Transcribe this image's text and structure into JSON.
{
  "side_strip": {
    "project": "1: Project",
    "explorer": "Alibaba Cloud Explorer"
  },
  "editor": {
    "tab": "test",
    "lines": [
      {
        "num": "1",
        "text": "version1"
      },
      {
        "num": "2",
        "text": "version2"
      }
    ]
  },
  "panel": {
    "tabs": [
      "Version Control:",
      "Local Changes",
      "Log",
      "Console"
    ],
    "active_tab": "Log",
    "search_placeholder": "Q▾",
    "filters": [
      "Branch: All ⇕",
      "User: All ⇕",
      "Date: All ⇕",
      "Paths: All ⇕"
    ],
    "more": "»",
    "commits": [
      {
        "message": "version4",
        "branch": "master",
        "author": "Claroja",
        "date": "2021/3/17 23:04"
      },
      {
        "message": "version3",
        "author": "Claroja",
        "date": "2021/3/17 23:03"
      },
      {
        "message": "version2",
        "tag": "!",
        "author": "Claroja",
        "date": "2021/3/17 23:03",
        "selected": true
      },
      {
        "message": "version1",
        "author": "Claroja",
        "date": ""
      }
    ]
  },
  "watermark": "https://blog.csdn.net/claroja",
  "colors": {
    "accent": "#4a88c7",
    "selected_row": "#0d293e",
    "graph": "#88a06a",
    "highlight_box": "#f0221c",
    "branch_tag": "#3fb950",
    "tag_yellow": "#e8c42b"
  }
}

Exercise objective:
Extract every line from the records above that contains the word "text".

Result:
Transcribe this image's text and structure into JSON.
        "text": "version1"
        "text": "version2"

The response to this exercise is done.